STORED DATA:
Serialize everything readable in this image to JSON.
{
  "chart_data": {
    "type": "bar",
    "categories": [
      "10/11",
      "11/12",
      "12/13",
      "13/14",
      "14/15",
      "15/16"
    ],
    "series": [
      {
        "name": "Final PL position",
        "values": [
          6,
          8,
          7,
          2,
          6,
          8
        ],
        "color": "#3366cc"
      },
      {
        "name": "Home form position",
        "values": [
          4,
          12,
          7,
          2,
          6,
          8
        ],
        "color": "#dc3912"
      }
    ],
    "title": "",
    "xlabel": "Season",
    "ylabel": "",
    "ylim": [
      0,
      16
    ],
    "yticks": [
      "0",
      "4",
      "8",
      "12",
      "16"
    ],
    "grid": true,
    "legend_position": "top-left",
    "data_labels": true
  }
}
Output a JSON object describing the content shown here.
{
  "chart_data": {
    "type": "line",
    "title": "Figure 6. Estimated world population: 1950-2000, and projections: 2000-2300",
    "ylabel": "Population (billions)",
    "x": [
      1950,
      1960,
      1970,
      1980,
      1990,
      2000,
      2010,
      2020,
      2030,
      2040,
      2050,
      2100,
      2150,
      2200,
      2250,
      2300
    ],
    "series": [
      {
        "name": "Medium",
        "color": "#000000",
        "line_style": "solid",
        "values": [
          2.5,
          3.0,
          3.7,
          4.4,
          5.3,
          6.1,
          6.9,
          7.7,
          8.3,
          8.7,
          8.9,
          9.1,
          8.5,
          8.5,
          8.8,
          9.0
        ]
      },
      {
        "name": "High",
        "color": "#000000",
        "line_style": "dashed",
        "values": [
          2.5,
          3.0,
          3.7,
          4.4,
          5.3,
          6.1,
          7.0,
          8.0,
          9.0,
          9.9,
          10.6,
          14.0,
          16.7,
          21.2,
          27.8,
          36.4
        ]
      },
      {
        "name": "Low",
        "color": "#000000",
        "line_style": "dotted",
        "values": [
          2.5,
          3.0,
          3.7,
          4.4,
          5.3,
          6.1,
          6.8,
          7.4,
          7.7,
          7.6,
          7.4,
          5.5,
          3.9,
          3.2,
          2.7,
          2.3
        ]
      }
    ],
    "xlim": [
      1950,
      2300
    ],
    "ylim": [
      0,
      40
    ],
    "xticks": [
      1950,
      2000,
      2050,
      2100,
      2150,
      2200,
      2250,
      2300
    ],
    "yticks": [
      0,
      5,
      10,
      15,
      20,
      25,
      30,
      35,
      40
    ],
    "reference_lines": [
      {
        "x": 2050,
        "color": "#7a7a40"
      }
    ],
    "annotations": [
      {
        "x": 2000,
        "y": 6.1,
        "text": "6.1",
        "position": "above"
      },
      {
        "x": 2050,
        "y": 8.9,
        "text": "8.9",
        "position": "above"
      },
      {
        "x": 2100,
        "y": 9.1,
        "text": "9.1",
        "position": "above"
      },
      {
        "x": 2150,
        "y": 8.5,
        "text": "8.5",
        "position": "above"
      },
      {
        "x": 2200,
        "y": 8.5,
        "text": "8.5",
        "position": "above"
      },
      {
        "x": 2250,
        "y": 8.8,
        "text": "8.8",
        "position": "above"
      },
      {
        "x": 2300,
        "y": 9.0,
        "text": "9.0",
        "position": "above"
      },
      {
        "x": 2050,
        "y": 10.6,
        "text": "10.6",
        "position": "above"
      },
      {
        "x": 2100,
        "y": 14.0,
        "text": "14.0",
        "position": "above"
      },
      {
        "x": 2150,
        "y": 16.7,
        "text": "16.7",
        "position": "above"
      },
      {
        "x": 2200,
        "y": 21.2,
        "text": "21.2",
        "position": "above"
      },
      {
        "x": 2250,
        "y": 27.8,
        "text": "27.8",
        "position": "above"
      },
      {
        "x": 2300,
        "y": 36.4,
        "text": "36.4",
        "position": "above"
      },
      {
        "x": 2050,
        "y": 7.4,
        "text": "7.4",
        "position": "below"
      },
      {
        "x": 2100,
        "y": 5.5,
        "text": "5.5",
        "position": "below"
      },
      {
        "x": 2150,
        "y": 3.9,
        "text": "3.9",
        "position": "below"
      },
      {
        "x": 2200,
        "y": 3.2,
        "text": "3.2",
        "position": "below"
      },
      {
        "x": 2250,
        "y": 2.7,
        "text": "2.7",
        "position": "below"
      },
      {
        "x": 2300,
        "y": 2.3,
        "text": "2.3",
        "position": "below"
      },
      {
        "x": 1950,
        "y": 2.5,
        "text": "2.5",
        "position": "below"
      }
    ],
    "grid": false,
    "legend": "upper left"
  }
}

YOUR GOAL: Output the listing above without altering a single character.

WORKED SOLUTION:
Serialize everything readable in this image to JSON.
{
  "chart_data": {
    "type": "bar",
    "categories": [
      "10/11",
      "11/12",
      "12/13",
      "13/14",
      "14/15",
      "15/16"
    ],
    "series": [
      {
        "name": "Final PL position",
        "values": [
          6,
          8,
          7,
          2,
          6,
          8
        ],
        "color": "#3366cc"
      },
      {
        "name": "Home form position",
        "values": [
          4,
          12,
          7,
          2,
          6,
          8
        ],
        "color": "#dc3912"
      }
    ],
    "title": "",
    "xlabel": "Season",
    "ylabel": "",
    "ylim": [
      0,
      16
    ],
    "yticks": [
      "0",
      "4",
      "8",
      "12",
      "16"
    ],
    "grid": true,
    "legend_position": "top-left",
    "data_labels": true
  }
}
Output a JSON object describing the content shown here.
{
  "chart_data": {
    "type": "line",
    "title": "Figure 6. Estimated world population: 1950-2000, and projections: 2000-2300",
    "ylabel": "Population (billions)",
    "x": [
      1950,
      1960,
      1970,
      1980,
      1990,
      2000,
      2010,
      2020,
      2030,
      2040,
      2050,
      2100,
      2150,
      2200,
      2250,
      2300
    ],
    "series": [
      {
        "name": "Medium",
        "color": "#000000",
        "line_style": "solid",
        "values": [
          2.5,
          3.0,
          3.7,
          4.4,
          5.3,
          6.1,
          6.9,
          7.7,
          8.3,
          8.7,
          8.9,
          9.1,
          8.5,
          8.5,
          8.8,
          9.0
        ]
      },
      {
        "name": "High",
        "color": "#000000",
        "line_style": "dashed",
        "values": [
          2.5,
          3.0,
          3.7,
          4.4,
          5.3,
          6.1,
          7.0,
          8.0,
          9.0,
          9.9,
          10.6,
          14.0,
          16.7,
          21.2,
          27.8,
          36.4
        ]
      },
      {
        "name": "Low",
        "color": "#000000",
        "line_style": "dotted",
        "values": [
          2.5,
          3.0,
          3.7,
          4.4,
          5.3,
          6.1,
          6.8,
          7.4,
          7.7,
          7.6,
          7.4,
          5.5,
          3.9,
          3.2,
          2.7,
          2.3
        ]
      }
    ],
    "xlim": [
      1950,
      2300
    ],
    "ylim": [
      0,
      40
    ],
    "xticks": [
      1950,
      2000,
      2050,
      2100,
      2150,
      2200,
      2250,
      2300
    ],
    "yticks": [
      0,
      5,
      10,
      15,
      20,
      25,
      30,
      35,
      40
    ],
    "reference_lines": [
      {
        "x": 2050,
        "color": "#7a7a40"
      }
    ],
    "annotations": [
      {
        "x": 2000,
        "y": 6.1,
        "text": "6.1",
        "position": "above"
      },
      {
        "x": 2050,
        "y": 8.9,
        "text": "8.9",
        "position": "above"
      },
      {
        "x": 2100,
        "y": 9.1,
        "text": "9.1",
        "position": "above"
      },
      {
        "x": 2150,
        "y": 8.5,
        "text": "8.5",
        "position": "above"
      },
      {
        "x": 2200,
        "y": 8.5,
        "text": "8.5",
        "position": "above"
      },
      {
        "x": 2250,
        "y": 8.8,
        "text": "8.8",
        "position": "above"
      },
      {
        "x": 2300,
        "y": 9.0,
        "text": "9.0",
        "position": "above"
      },
      {
        "x": 2050,
        "y": 10.6,
        "text": "10.6",
        "position": "above"
      },
      {
        "x": 2100,
        "y": 14.0,
        "text": "14.0",
        "position": "above"
      },
      {
        "x": 2150,
        "y": 16.7,
        "text": "16.7",
        "position": "above"
      },
      {
        "x": 2200,
        "y": 21.2,
        "text": "21.2",
        "position": "above"
      },
      {
        "x": 2250,
        "y": 27.8,
        "text": "27.8",
        "position": "above"
      },
      {
        "x": 2300,
        "y": 36.4,
        "text": "36.4",
        "position": "above"
      },
      {
        "x": 2050,
        "y": 7.4,
        "text": "7.4",
        "position": "below"
      },
      {
        "x": 2100,
        "y": 5.5,
        "text": "5.5",
        "position": "below"
      },
      {
        "x": 2150,
        "y": 3.9,
        "text": "3.9",
        "position": "below"
      },
      {
        "x": 2200,
        "y": 3.2,
        "text": "3.2",
        "position": "below"
      },
      {
        "x": 2250,
        "y": 2.7,
        "text": "2.7",
        "position": "below"
      },
      {
        "x": 2300,
        "y": 2.3,
        "text": "2.3",
        "position": "below"
      },
      {
        "x": 1950,
        "y": 2.5,
        "text": "2.5",
        "position": "below"
      }
    ],
    "grid": false,
    "legend": "upper left"
  }
}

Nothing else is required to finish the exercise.